> **KETENTUAN TUGAS**
1) Menurut petikan terpilih, kenapa pelaku pasar beramai-ramai memindahkan aset investasinya ke dolar dan yen? Jawab dalam satu sampai tiga kalimat.
2) Jawab pertanyaan berikut berdasarkan petikan terpilih.
(a) Indeks manufaktur AS naik ke level berapa pada bulan Februari?
(b) Siang itu rupiah melemah berapa poin, dan sampai ke level berapa?
(c) Menurut Rangga Cipta, apa yang ikut naik bersama dolar akibat ketegangan politik di Crimea?

> **PETIKAN TERPILIH**
TEMPO.CO, Jakarta - Kenaikan indeks manufaktur Amerika Serikat (AS) pada bulan Februari ke level 53,2 melengkapi momentum berakhirnya sentimen pelemahan dolar. Pasalnya, krisis politik yang sedang terjadi di Ukraina sebelumnya telah mendorong meningkatnya permintaan dolar. Tak ayal, nilai tukar rupiah pada siang ini pun bergerak melemah 30 poin (0,26 persen) ke level Rp 11.622. (Baca juga: Minim Sentimen, IHSG Turun Tipis)
Ekonom PT Samuel Sekuritas Indonesia, Rangga Cipta, mengatakan ketegangan politik yang berpotensi menjadi perang di semenanjung Crimea (Ukraina) berhasil membuat dolar sekaligus harga minyak dunia mengalami kenaikan. Pelaku pasar yang berupaya mengantipasi hal tersebut akhirnya beramai-ramai mengalihkan aset investasinya ke instrumen, berlindung pada nilai yang lebih aman (safe haven) seperti dolar dan yen.

> **DATA TERCATAT**
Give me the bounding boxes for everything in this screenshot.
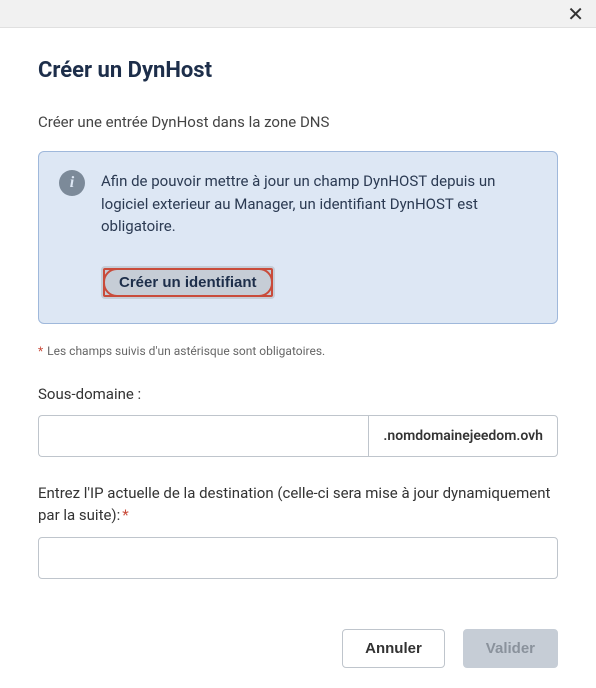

> **JAWABAN SOAL**
1) Mereka berusaha mengantisipasi ketegangan politik di semenanjung Crimea (Ukraina) yang bisa berujung perang. Karena itu, mereka berlindung pada nilai yang lebih aman (safe haven), seperti dolar dan yen.

2)
(a) Ke level 53,2.
(b) Melemah 30 poin (0,26 persen) ke level Rp 11.622.
(c) Harga minyak dunia.